▶ Work required: Find each line with the word "Surface" and state how many there are, nothing more.

▶ Material provided:
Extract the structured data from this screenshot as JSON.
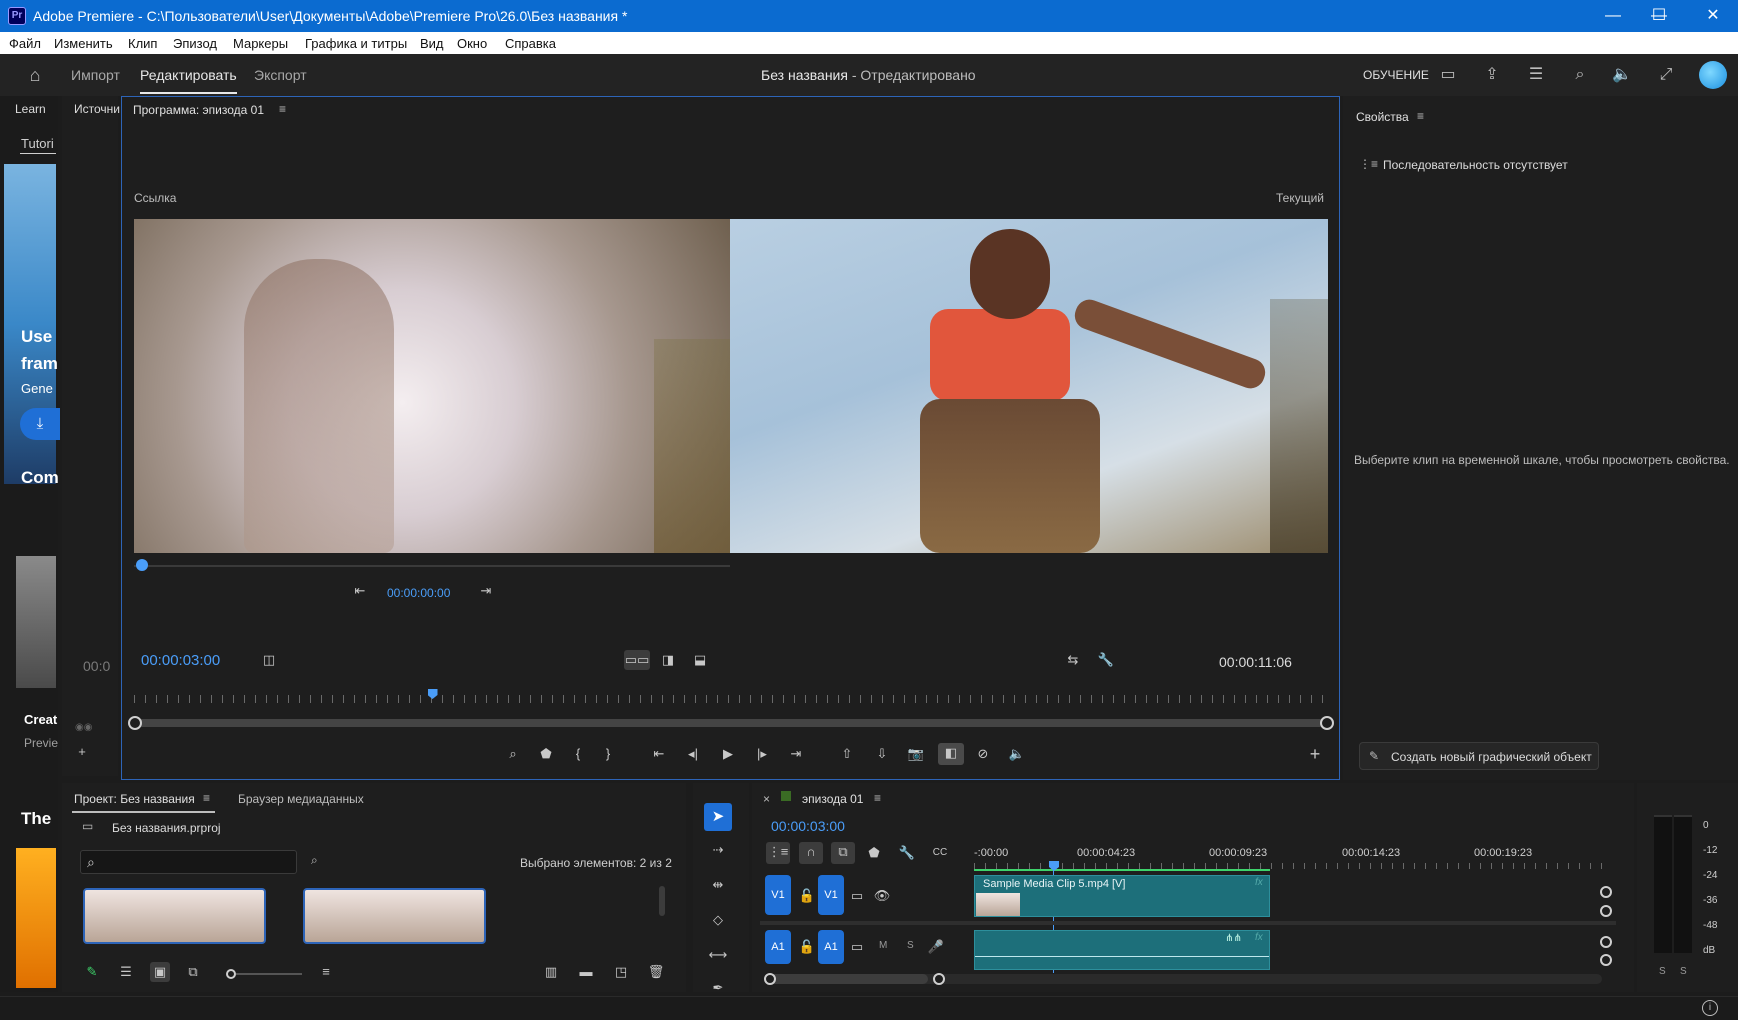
{
  "window": {
    "title": "Adobe Premiere - C:\\Пользователи\\User\\Документы\\Adobe\\Premiere Pro\\26.0\\Без названия *",
    "logo": "Pr",
    "minimize": "—",
    "maximize": "☐",
    "close": "✕"
  },
  "menu": [
    "Файл",
    "Изменить",
    "Клип",
    "Эпизод",
    "Маркеры",
    "Графика и титры",
    "Вид",
    "Окно",
    "Справка"
  ],
  "header": {
    "tabs": [
      "Импорт",
      "Редактировать",
      "Экспорт"
    ],
    "active_tab": "Редактировать",
    "project_title": "Без названия",
    "project_status": " - Отредактировано",
    "learn_label": "ОБУЧЕНИЕ"
  },
  "left_panel": {
    "tab_learn": "Learn",
    "tab_tutorials": "Tutori",
    "promo_line1": "Use",
    "promo_line2": "fram",
    "promo_line3": "Gene",
    "section_com": "Com",
    "card_title": "Creat",
    "card_sub": "Previe",
    "section_the": "The"
  },
  "source_panel": {
    "tab": "Источни",
    "timecode": "00:0"
  },
  "program": {
    "tab": "Программа: эпизода 01",
    "ref_label": "Ссылка",
    "current_label": "Текущий",
    "ref_timecode": "00:00:00:00",
    "timecode": "00:00:03:00",
    "duration": "00:00:11:06",
    "playhead_fraction": 0.25
  },
  "properties": {
    "tab": "Свойства",
    "no_sequence": "Последовательность отсутствует",
    "hint": "Выберите клип на временной шкале, чтобы просмотреть свойства.",
    "create_graphic": "Создать новый графический объект"
  },
  "project": {
    "tab_project": "Проект: Без названия",
    "tab_browser": "Браузер медиаданных",
    "file": "Без названия.prproj",
    "selected": "Выбрано элементов: 2 из 2"
  },
  "timeline": {
    "tab": "эпизода 01",
    "timecode": "00:00:03:00",
    "ruler": [
      "-:00:00",
      "00:00:04:23",
      "00:00:09:23",
      "00:00:14:23",
      "00:00:19:23"
    ],
    "v1": "V1",
    "a1": "A1",
    "clip_label": "Sample Media Clip 5.mp4 [V]",
    "fx": "fx",
    "mute": "M",
    "solo": "S"
  },
  "audio_meter": {
    "scale": [
      "0",
      "-12",
      "-24",
      "-36",
      "-48",
      "dB"
    ],
    "solo_l": "S",
    "solo_r": "S"
  },
  "colors": {
    "titlebar": "#0b6bd0",
    "accent": "#4a9df8",
    "clip": "#1d6f7a",
    "panel_focus": "#2d64b8"
  }
}
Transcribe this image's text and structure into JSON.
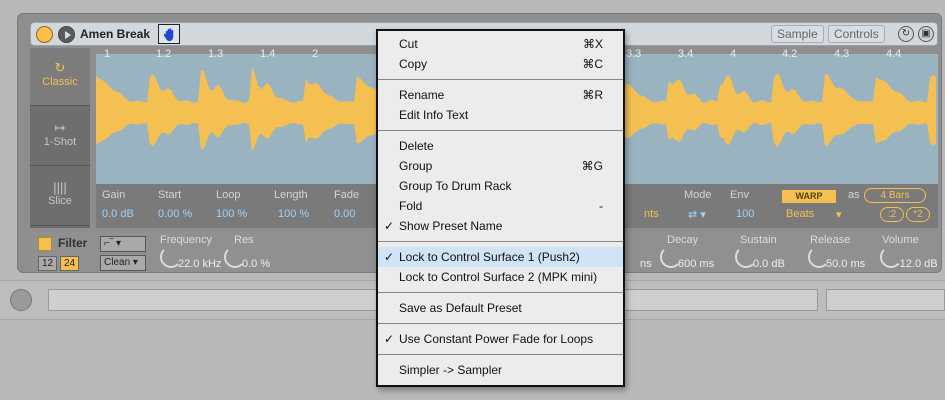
{
  "device": {
    "title": "Amen Break",
    "tabs": {
      "sample": "Sample",
      "controls": "Controls"
    },
    "icons": {
      "power": "power-icon",
      "play": "play-icon",
      "hand": "hand-icon"
    },
    "modes": [
      {
        "label": "Classic",
        "icon": "↻"
      },
      {
        "label": "1-Shot",
        "icon": "↦"
      },
      {
        "label": "Slice",
        "icon": "||||"
      }
    ],
    "ruler": [
      "1",
      "1.2",
      "1.3",
      "1.4",
      "2",
      "3.3",
      "3.4",
      "4",
      "4.2",
      "4.3",
      "4.4"
    ],
    "params": {
      "gain_label": "Gain",
      "gain": "0.0 dB",
      "start_label": "Start",
      "start": "0.00 %",
      "loop_label": "Loop",
      "loop": "100 %",
      "length_label": "Length",
      "length": "100 %",
      "fade_label": "Fade",
      "fade": "0.00",
      "mode_label": "Mode",
      "env_label": "Env",
      "env": "100",
      "partial_left": "nts",
      "warp": "WARP",
      "as_label": "as",
      "bars": "4 Bars",
      "beats": "Beats",
      "div2": ":2",
      "mul2": "*2"
    },
    "filter": {
      "label": "Filter",
      "num12": "12",
      "num24": "24",
      "clean": "Clean",
      "frequency_label": "Frequency",
      "frequency": "22.0 kHz",
      "res_label": "Res",
      "res": "0.0 %",
      "partial_ms": "ns",
      "decay_label": "Decay",
      "decay": "600 ms",
      "sustain_label": "Sustain",
      "sustain": "0.0 dB",
      "release_label": "Release",
      "release": "50.0 ms",
      "volume_label": "Volume",
      "volume": "-12.0 dB"
    }
  },
  "context_menu": {
    "groups": [
      [
        {
          "label": "Cut",
          "shortcut": "⌘X"
        },
        {
          "label": "Copy",
          "shortcut": "⌘C"
        }
      ],
      [
        {
          "label": "Rename",
          "shortcut": "⌘R"
        },
        {
          "label": "Edit Info Text",
          "shortcut": ""
        }
      ],
      [
        {
          "label": "Delete",
          "shortcut": ""
        },
        {
          "label": "Group",
          "shortcut": "⌘G"
        },
        {
          "label": "Group To Drum Rack",
          "shortcut": ""
        },
        {
          "label": "Fold",
          "shortcut": "-"
        },
        {
          "label": "Show Preset Name",
          "shortcut": "",
          "checked": true
        }
      ],
      [
        {
          "label": "Lock to Control Surface 1 (Push2)",
          "shortcut": "",
          "checked": true,
          "highlighted": true
        },
        {
          "label": "Lock to Control Surface 2 (MPK mini)",
          "shortcut": ""
        }
      ],
      [
        {
          "label": "Save as Default Preset",
          "shortcut": ""
        }
      ],
      [
        {
          "label": "Use Constant Power Fade for Loops",
          "shortcut": "",
          "checked": true
        }
      ],
      [
        {
          "label": "Simpler -> Sampler",
          "shortcut": ""
        }
      ]
    ],
    "check_glyph": "✓"
  }
}
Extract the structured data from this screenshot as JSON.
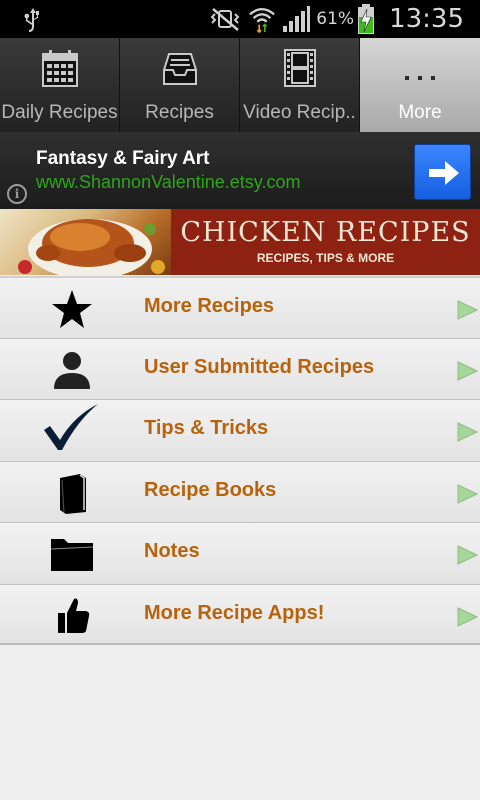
{
  "status_bar": {
    "battery_percent": "61%",
    "time": "13:35",
    "icons": [
      "usb-icon",
      "mute-vibrate-icon",
      "wifi-icon",
      "signal-icon",
      "battery-charging-icon"
    ]
  },
  "tabs": [
    {
      "label": "Daily Recipes",
      "icon": "calendar-icon",
      "active": false
    },
    {
      "label": "Recipes",
      "icon": "inbox-tray-icon",
      "active": false
    },
    {
      "label": "Video Recip..",
      "icon": "film-strip-icon",
      "active": false
    },
    {
      "label": "More",
      "icon": "more-dots-icon",
      "active": true
    }
  ],
  "ad": {
    "title": "Fantasy & Fairy Art",
    "url": "www.ShannonValentine.etsy.com",
    "info_label": "i",
    "button_icon": "arrow-right-icon"
  },
  "banner": {
    "title": "CHICKEN RECIPES",
    "subtitle": "RECIPES, TIPS & MORE"
  },
  "menu": {
    "items": [
      {
        "label": "More Recipes",
        "icon": "star-icon"
      },
      {
        "label": "User Submitted Recipes",
        "icon": "user-icon"
      },
      {
        "label": "Tips & Tricks",
        "icon": "checkmark-icon"
      },
      {
        "label": "Recipe Books",
        "icon": "book-icon"
      },
      {
        "label": "Notes",
        "icon": "folder-icon"
      },
      {
        "label": "More Recipe Apps!",
        "icon": "thumbs-up-icon"
      }
    ],
    "arrow_color": "#a6d69a"
  },
  "colors": {
    "menu_label": "#b8620c",
    "ad_url": "#2ea61a",
    "ad_button": "#2a74f0",
    "banner": "#8d2112"
  }
}
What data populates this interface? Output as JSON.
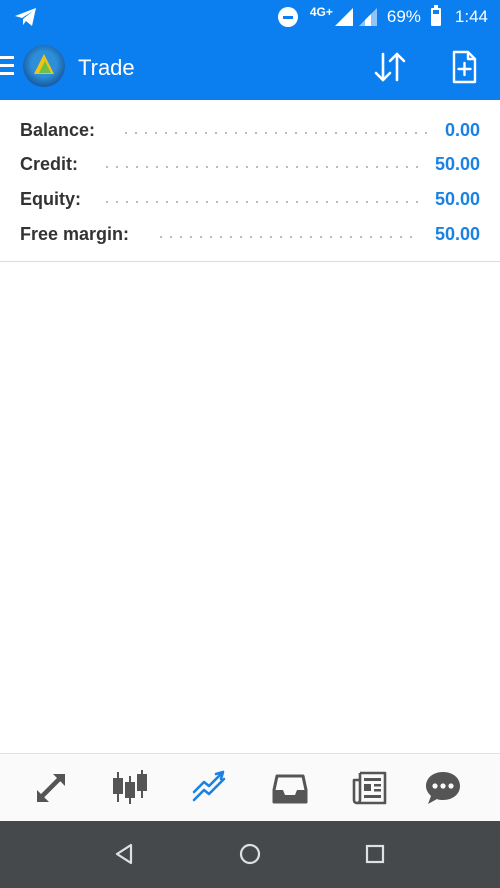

▶ Solution to the problem: 2